## [Ausgewählter Auszug]
# # # #

Hmmm gerade die NOK Angler und Eiderangler können ein 
Lied von den Krabben singen. 

Vielleicht echt mal ne Möglichkeit Herr der Lage zu werden.

Wird auf jeden Fall mal ausprobiert.

Danke


----------



## peltast (28. Dezember 2006)

*AW: Wollhandkrabben sinnvoll verwerten *

Hab mal gehört, die Dinger schmecken nicht ... werd´s mit den nächsten (Bei)Fängen jetzt aber mal probieren ... das Rezept hört sich lecker an. Wenn´s schmeckt hab ich schon ein paar Ideen ...  Krabbenguiding ... Krabbenruten ... Krabbenkunstköder ... Krabbelfaulenzertechnik ...
Gruß 
Mathis


----------



## bootsangler-b (28. Dezember 2006)

# # # #

## [Materialteil]
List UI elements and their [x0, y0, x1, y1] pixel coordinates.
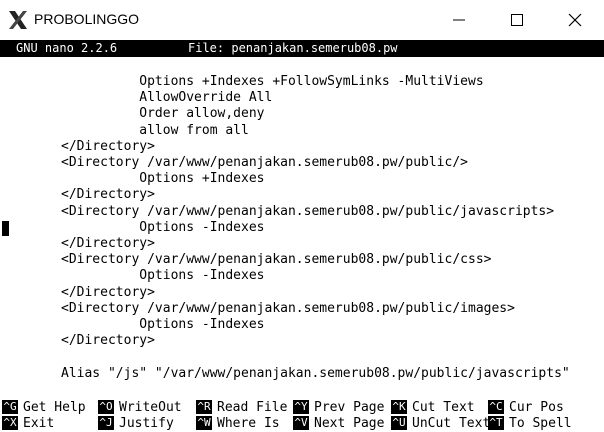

# # # #

## [Aufgabenstellung]
Prüfen Sie, ob die folgenden Aussagen mit dem Auszug über Wollhandkrabben übereinstimmen. Antworten Sie jeweils mit Ja oder Nein und führen Sie die entscheidenden Worte des Auszugs als wörtliches Zitat an.
(a) Besonders die Angler am NOK und an der Eider haben Erfahrung mit den Krabben.
(b) Der Beitrag von peltast ist auf den 28. Dezember 2006 datiert.
(c) peltast hat die Krabben bereits gegessen und für schmackhaft befunden.

## [Lösung]
(a) Ja: „gerade die NOK Angler und Eiderangler können ein Lied von den Krabben singen“
(b) Ja: „peltast (28. Dezember 2006)“
(c) Nein: „werd´s mit den nächsten (Bei)Fängen jetzt aber mal probieren“